** start of SOURCE MATERIAL **

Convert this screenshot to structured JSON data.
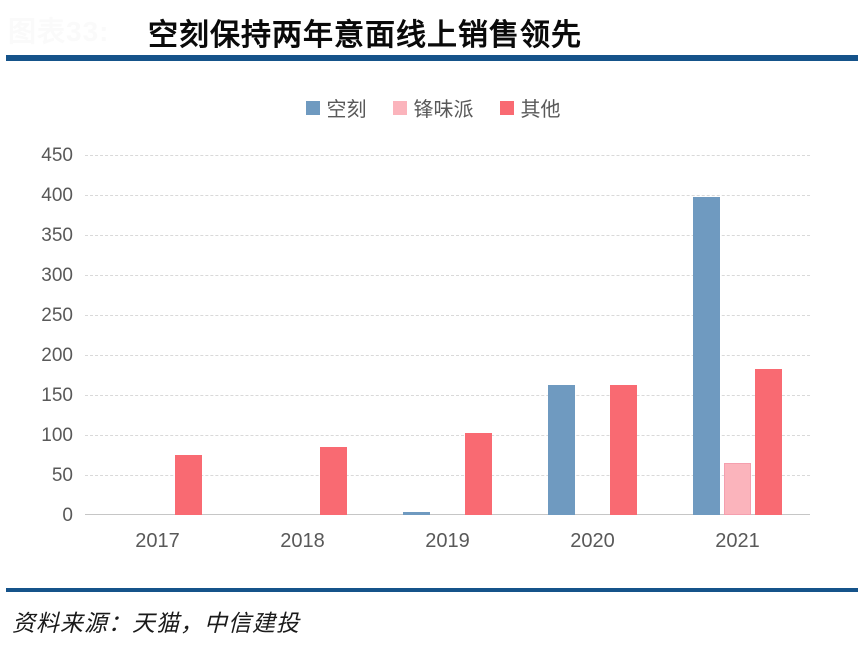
{
  "header": {
    "figure_label": "图表33:",
    "title": "空刻保持两年意面线上销售领先"
  },
  "footer": {
    "source": "资料来源：天猫，中信建投"
  },
  "colors": {
    "accent_rule": "#15538a",
    "grid_line": "#d9d9d9",
    "axis_line": "#c6c6c6",
    "tick_text": "#595959"
  },
  "chart_data": {
    "type": "bar",
    "title": "空刻保持两年意面线上销售领先",
    "categories": [
      "2017",
      "2018",
      "2019",
      "2020",
      "2021"
    ],
    "series": [
      {
        "name": "空刻",
        "color": "#6f9ac0",
        "values": [
          0,
          0,
          4,
          163,
          398
        ]
      },
      {
        "name": "锋味派",
        "color": "#fbb4bc",
        "border_color": "#f59fae",
        "values": [
          0,
          0,
          0,
          0,
          65
        ]
      },
      {
        "name": "其他",
        "color": "#f96a72",
        "values": [
          75,
          85,
          103,
          162,
          182
        ]
      }
    ],
    "xlabel": "",
    "ylabel": "",
    "ylim": [
      0,
      450
    ],
    "ytick_step": 50,
    "grid": true,
    "legend_position": "top"
  }
}
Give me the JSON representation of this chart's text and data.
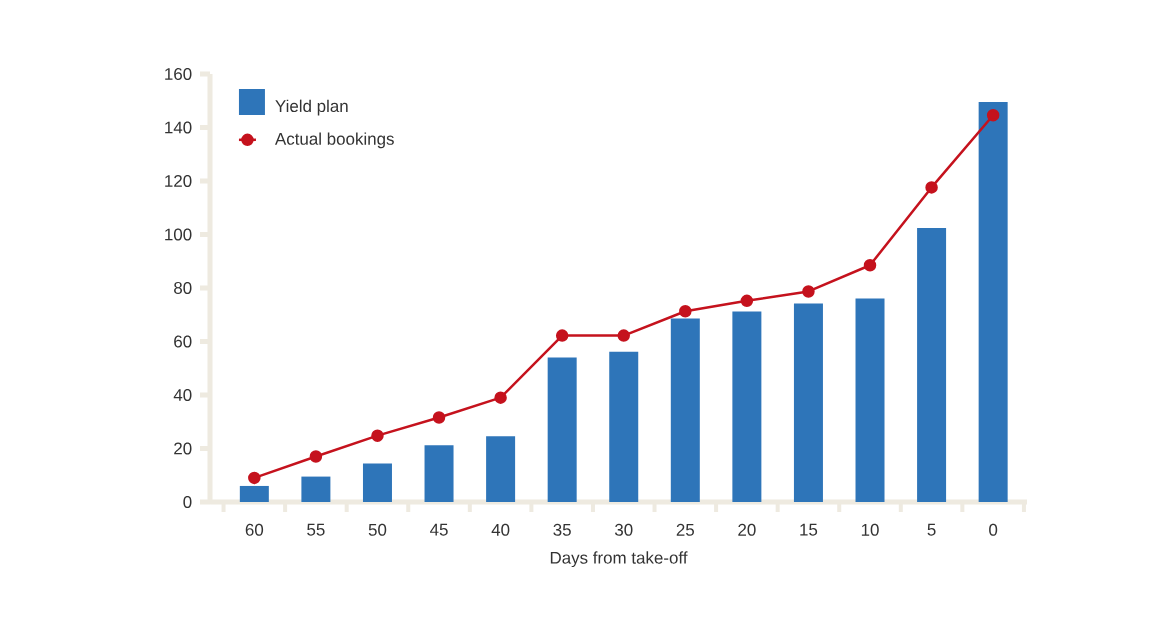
{
  "chart_data": {
    "type": "bar",
    "xlabel": "Days from take-off",
    "categories": [
      "60",
      "55",
      "50",
      "45",
      "40",
      "35",
      "30",
      "25",
      "20",
      "15",
      "10",
      "5",
      "0"
    ],
    "series": [
      {
        "name": "Yield plan",
        "color": "#2e75b9",
        "values": [
          6,
          9.5,
          14.4,
          21.2,
          24.6,
          54,
          56.2,
          68.6,
          71.2,
          74.2,
          76.1,
          102.4,
          149.5
        ]
      },
      {
        "name": "Actual bookings",
        "type": "line",
        "color": "#c5121d",
        "marker": "circle",
        "values": [
          9,
          17,
          24.8,
          31.6,
          39,
          62.2,
          62.2,
          71.3,
          75.2,
          78.7,
          88.5,
          117.6,
          144.6
        ]
      }
    ],
    "ylim": [
      0,
      160
    ],
    "yticks": [
      0,
      20,
      40,
      60,
      80,
      100,
      120,
      140,
      160
    ],
    "legend": "top left"
  }
}
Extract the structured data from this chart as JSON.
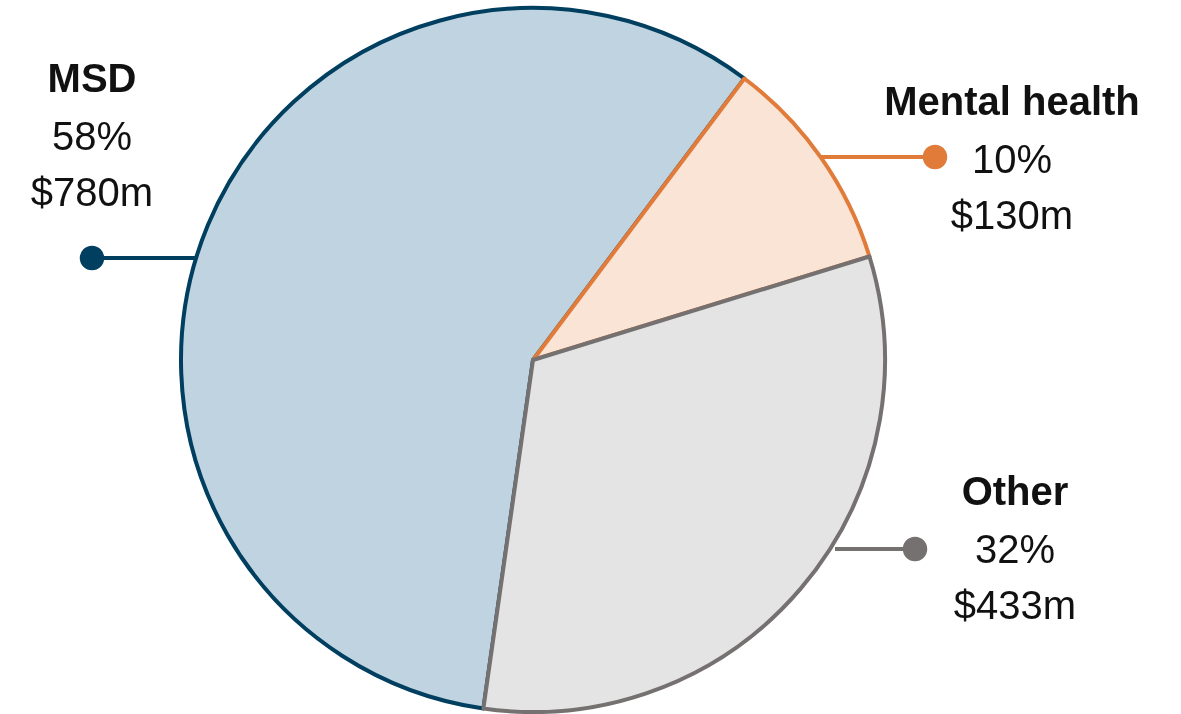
{
  "chart_data": {
    "type": "pie",
    "categories": [
      "MSD",
      "Mental health",
      "Other"
    ],
    "values": [
      58,
      10,
      32
    ],
    "value_labels": [
      "58%\n$780m",
      "10%\n$130m",
      "32%\n$433m"
    ],
    "colors": [
      "#bfd3e0",
      "#fae4d6",
      "#e4e4e4"
    ]
  }
}
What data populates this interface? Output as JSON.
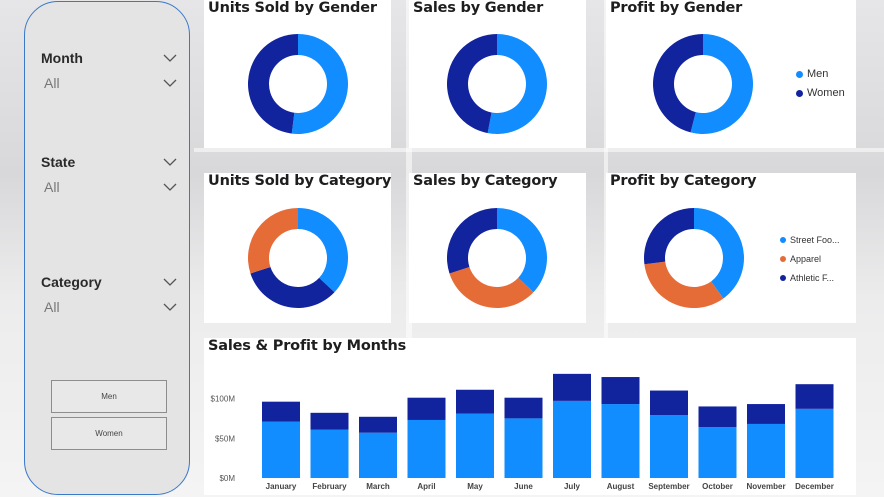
{
  "colors": {
    "blue": "#118dff",
    "navy": "#12239e",
    "orange": "#e66c37"
  },
  "slicers": [
    {
      "label": "Month",
      "value": "All",
      "icon": "chevron-down-icon"
    },
    {
      "label": "State",
      "value": "All",
      "icon": "chevron-down-icon"
    },
    {
      "label": "Category",
      "value": "All",
      "icon": "chevron-down-icon"
    }
  ],
  "buttons": {
    "men": "Men",
    "women": "Women"
  },
  "cards": {
    "units_gender": "Units Sold by Gender",
    "sales_gender": "Sales by Gender",
    "profit_gender": "Profit by Gender",
    "units_category": "Units Sold by Category",
    "sales_category": "Sales by Category",
    "profit_category": "Profit by Category"
  },
  "legend_gender": [
    "Men",
    "Women"
  ],
  "legend_category": [
    "Street Foo...",
    "Apparel",
    "Athletic F..."
  ],
  "chart_data": [
    {
      "type": "pie",
      "title": "Units Sold by Gender",
      "labels": [
        "Men",
        "Women"
      ],
      "values": [
        52,
        48
      ]
    },
    {
      "type": "pie",
      "title": "Sales by Gender",
      "labels": [
        "Men",
        "Women"
      ],
      "values": [
        53,
        47
      ]
    },
    {
      "type": "pie",
      "title": "Profit by Gender",
      "labels": [
        "Men",
        "Women"
      ],
      "values": [
        54,
        46
      ]
    },
    {
      "type": "pie",
      "title": "Units Sold by Category",
      "labels": [
        "Street Footwear",
        "Athletic Footwear",
        "Apparel"
      ],
      "values": [
        37,
        33,
        30
      ]
    },
    {
      "type": "pie",
      "title": "Sales by Category",
      "labels": [
        "Street Footwear",
        "Apparel",
        "Athletic Footwear"
      ],
      "values": [
        37,
        33,
        30
      ]
    },
    {
      "type": "pie",
      "title": "Profit by Category",
      "labels": [
        "Street Footwear",
        "Apparel",
        "Athletic Footwear"
      ],
      "values": [
        40,
        33,
        27
      ]
    },
    {
      "type": "bar",
      "title": "Sales & Profit by Months",
      "categories": [
        "January",
        "February",
        "March",
        "April",
        "May",
        "June",
        "July",
        "August",
        "September",
        "October",
        "November",
        "December"
      ],
      "series": [
        {
          "name": "Sales",
          "values": [
            71,
            61,
            57,
            73,
            81,
            75,
            97,
            93,
            79,
            64,
            68,
            87
          ]
        },
        {
          "name": "Profit",
          "values": [
            25,
            21,
            20,
            28,
            30,
            26,
            34,
            34,
            31,
            26,
            25,
            31
          ]
        }
      ],
      "yticks": [
        "$0M",
        "$50M",
        "$100M"
      ],
      "ylim": [
        0,
        120
      ]
    }
  ]
}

** end of SOURCE MATERIAL **

* **THE REQUEST**
Reproduce every line precisely as given, omitting all pictures.

* **FINISHED EXERCISE**
Convert this screenshot to structured JSON data.
{
  "header": {
    "figure_label": "图表33:",
    "title": "空刻保持两年意面线上销售领先"
  },
  "footer": {
    "source": "资料来源：天猫，中信建投"
  },
  "colors": {
    "accent_rule": "#15538a",
    "grid_line": "#d9d9d9",
    "axis_line": "#c6c6c6",
    "tick_text": "#595959"
  },
  "chart_data": {
    "type": "bar",
    "title": "空刻保持两年意面线上销售领先",
    "categories": [
      "2017",
      "2018",
      "2019",
      "2020",
      "2021"
    ],
    "series": [
      {
        "name": "空刻",
        "color": "#6f9ac0",
        "values": [
          0,
          0,
          4,
          163,
          398
        ]
      },
      {
        "name": "锋味派",
        "color": "#fbb4bc",
        "border_color": "#f59fae",
        "values": [
          0,
          0,
          0,
          0,
          65
        ]
      },
      {
        "name": "其他",
        "color": "#f96a72",
        "values": [
          75,
          85,
          103,
          162,
          182
        ]
      }
    ],
    "xlabel": "",
    "ylabel": "",
    "ylim": [
      0,
      450
    ],
    "ytick_step": 50,
    "grid": true,
    "legend_position": "top"
  }
}
Give me the JSON representation of this chart's text and data.
{
  "chart_data": {
    "type": "bar",
    "xlabel": "Days from take-off",
    "categories": [
      "60",
      "55",
      "50",
      "45",
      "40",
      "35",
      "30",
      "25",
      "20",
      "15",
      "10",
      "5",
      "0"
    ],
    "series": [
      {
        "name": "Yield plan",
        "color": "#2e75b9",
        "values": [
          6,
          9.5,
          14.4,
          21.2,
          24.6,
          54,
          56.2,
          68.6,
          71.2,
          74.2,
          76.1,
          102.4,
          149.5
        ]
      },
      {
        "name": "Actual bookings",
        "type": "line",
        "color": "#c5121d",
        "marker": "circle",
        "values": [
          9,
          17,
          24.8,
          31.6,
          39,
          62.2,
          62.2,
          71.3,
          75.2,
          78.7,
          88.5,
          117.6,
          144.6
        ]
      }
    ],
    "ylim": [
      0,
      160
    ],
    "yticks": [
      0,
      20,
      40,
      60,
      80,
      100,
      120,
      140,
      160
    ],
    "legend": "top left"
  }
}
Extract the structured data from this chart as JSON.
{
  "chart_data": {
    "type": "pie",
    "categories": [
      "MSD",
      "Mental health",
      "Other"
    ],
    "values": [
      58,
      10,
      32
    ],
    "value_labels": [
      "58%\n$780m",
      "10%\n$130m",
      "32%\n$433m"
    ],
    "colors": [
      "#bfd3e0",
      "#fae4d6",
      "#e4e4e4"
    ]
  }
}
What data populates this interface? Output as JSON.
{
  "colors": {
    "blue": "#118dff",
    "navy": "#12239e",
    "orange": "#e66c37"
  },
  "slicers": [
    {
      "label": "Month",
      "value": "All",
      "icon": "chevron-down-icon"
    },
    {
      "label": "State",
      "value": "All",
      "icon": "chevron-down-icon"
    },
    {
      "label": "Category",
      "value": "All",
      "icon": "chevron-down-icon"
    }
  ],
  "buttons": {
    "men": "Men",
    "women": "Women"
  },
  "cards": {
    "units_gender": "Units Sold by Gender",
    "sales_gender": "Sales by Gender",
    "profit_gender": "Profit by Gender",
    "units_category": "Units Sold by Category",
    "sales_category": "Sales by Category",
    "profit_category": "Profit by Category"
  },
  "legend_gender": [
    "Men",
    "Women"
  ],
  "legend_category": [
    "Street Foo...",
    "Apparel",
    "Athletic F..."
  ],
  "chart_data": [
    {
      "type": "pie",
      "title": "Units Sold by Gender",
      "labels": [
        "Men",
        "Women"
      ],
      "values": [
        52,
        48
      ]
    },
    {
      "type": "pie",
      "title": "Sales by Gender",
      "labels": [
        "Men",
        "Women"
      ],
      "values": [
        53,
        47
      ]
    },
    {
      "type": "pie",
      "title": "Profit by Gender",
      "labels": [
        "Men",
        "Women"
      ],
      "values": [
        54,
        46
      ]
    },
    {
      "type": "pie",
      "title": "Units Sold by Category",
      "labels": [
        "Street Footwear",
        "Athletic Footwear",
        "Apparel"
      ],
      "values": [
        37,
        33,
        30
      ]
    },
    {
      "type": "pie",
      "title": "Sales by Category",
      "labels": [
        "Street Footwear",
        "Apparel",
        "Athletic Footwear"
      ],
      "values": [
        37,
        33,
        30
      ]
    },
    {
      "type": "pie",
      "title": "Profit by Category",
      "labels": [
        "Street Footwear",
        "Apparel",
        "Athletic Footwear"
      ],
      "values": [
        40,
        33,
        27
      ]
    },
    {
      "type": "bar",
      "title": "Sales & Profit by Months",
      "categories": [
        "January",
        "February",
        "March",
        "April",
        "May",
        "June",
        "July",
        "August",
        "September",
        "October",
        "November",
        "December"
      ],
      "series": [
        {
          "name": "Sales",
          "values": [
            71,
            61,
            57,
            73,
            81,
            75,
            97,
            93,
            79,
            64,
            68,
            87
          ]
        },
        {
          "name": "Profit",
          "values": [
            25,
            21,
            20,
            28,
            30,
            26,
            34,
            34,
            31,
            26,
            25,
            31
          ]
        }
      ],
      "yticks": [
        "$0M",
        "$50M",
        "$100M"
      ],
      "ylim": [
        0,
        120
      ]
    }
  ]
}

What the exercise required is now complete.